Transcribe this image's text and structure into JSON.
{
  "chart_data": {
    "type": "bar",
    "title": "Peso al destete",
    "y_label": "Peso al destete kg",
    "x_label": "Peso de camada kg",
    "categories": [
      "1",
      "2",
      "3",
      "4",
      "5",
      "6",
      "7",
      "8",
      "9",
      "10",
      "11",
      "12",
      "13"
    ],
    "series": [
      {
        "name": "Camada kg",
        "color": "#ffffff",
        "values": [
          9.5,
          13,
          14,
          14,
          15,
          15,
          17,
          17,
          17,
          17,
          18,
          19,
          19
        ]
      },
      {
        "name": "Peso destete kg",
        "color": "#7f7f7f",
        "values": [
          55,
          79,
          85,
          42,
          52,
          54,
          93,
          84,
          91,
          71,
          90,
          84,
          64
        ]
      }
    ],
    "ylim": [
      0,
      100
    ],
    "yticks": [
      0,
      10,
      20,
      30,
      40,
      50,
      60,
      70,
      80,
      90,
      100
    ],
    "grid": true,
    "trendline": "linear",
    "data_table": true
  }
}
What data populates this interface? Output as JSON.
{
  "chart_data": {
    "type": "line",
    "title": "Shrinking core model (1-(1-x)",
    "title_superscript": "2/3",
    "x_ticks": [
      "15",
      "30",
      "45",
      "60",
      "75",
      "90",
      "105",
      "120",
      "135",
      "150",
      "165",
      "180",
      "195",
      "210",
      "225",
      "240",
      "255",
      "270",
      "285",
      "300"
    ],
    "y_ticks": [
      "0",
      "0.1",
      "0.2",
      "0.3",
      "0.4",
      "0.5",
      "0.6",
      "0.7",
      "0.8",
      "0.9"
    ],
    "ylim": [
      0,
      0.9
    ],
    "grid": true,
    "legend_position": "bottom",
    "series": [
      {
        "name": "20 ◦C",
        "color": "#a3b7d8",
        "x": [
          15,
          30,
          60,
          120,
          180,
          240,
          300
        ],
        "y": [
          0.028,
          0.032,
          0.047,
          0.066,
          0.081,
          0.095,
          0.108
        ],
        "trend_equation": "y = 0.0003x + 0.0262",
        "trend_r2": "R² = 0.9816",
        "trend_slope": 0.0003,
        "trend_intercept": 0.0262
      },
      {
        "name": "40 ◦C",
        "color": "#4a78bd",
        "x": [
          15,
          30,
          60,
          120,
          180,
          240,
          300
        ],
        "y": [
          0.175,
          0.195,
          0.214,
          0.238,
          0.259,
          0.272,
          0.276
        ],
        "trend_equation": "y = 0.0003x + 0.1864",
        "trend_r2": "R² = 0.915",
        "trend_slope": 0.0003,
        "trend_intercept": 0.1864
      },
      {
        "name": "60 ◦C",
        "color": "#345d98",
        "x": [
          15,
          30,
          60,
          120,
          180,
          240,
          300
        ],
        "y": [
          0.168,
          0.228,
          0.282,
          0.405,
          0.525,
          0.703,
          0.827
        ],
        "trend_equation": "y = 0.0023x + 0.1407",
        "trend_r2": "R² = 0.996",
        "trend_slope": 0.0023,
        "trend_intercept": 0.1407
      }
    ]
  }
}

--

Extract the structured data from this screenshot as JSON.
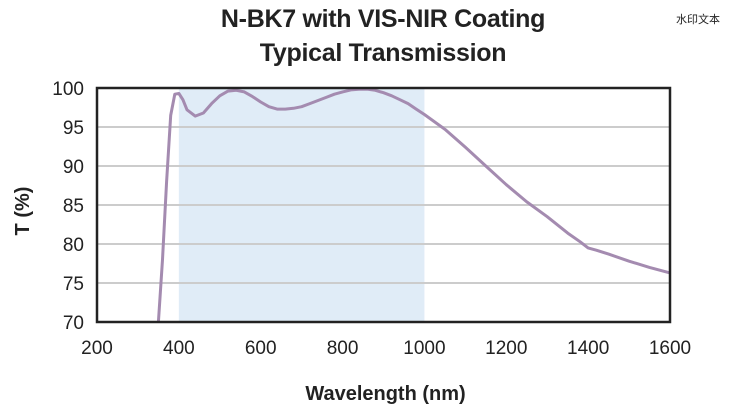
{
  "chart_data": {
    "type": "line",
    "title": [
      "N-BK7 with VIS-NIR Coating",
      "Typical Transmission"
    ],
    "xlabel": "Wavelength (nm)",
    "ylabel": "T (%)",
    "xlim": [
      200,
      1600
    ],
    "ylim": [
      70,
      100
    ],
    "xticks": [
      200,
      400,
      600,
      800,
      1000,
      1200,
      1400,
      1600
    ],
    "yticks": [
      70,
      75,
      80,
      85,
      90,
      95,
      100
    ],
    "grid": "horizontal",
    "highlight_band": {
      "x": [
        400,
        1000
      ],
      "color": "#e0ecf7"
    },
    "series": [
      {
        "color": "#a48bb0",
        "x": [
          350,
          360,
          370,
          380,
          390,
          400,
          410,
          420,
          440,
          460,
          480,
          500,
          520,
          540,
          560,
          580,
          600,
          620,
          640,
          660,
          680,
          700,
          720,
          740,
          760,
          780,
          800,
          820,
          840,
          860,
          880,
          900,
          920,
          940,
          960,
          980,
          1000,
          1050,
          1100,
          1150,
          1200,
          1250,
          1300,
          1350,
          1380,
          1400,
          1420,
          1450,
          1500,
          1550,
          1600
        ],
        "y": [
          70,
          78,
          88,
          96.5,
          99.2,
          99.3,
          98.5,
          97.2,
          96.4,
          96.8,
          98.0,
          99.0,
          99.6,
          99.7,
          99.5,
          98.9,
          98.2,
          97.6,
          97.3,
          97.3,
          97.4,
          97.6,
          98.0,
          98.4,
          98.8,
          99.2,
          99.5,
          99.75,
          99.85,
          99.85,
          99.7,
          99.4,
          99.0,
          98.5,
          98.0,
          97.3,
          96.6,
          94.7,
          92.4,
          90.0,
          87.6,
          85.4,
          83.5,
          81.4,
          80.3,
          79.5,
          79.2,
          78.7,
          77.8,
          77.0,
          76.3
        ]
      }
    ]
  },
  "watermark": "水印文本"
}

* Stated exercise *
Which lines contain the word "this"? Copy each of them.

* Solution *
Transcribe this image's text and structure into JSON.
What data populates this interface? Output as JSON.
Extract the structured data from this screenshot as JSON.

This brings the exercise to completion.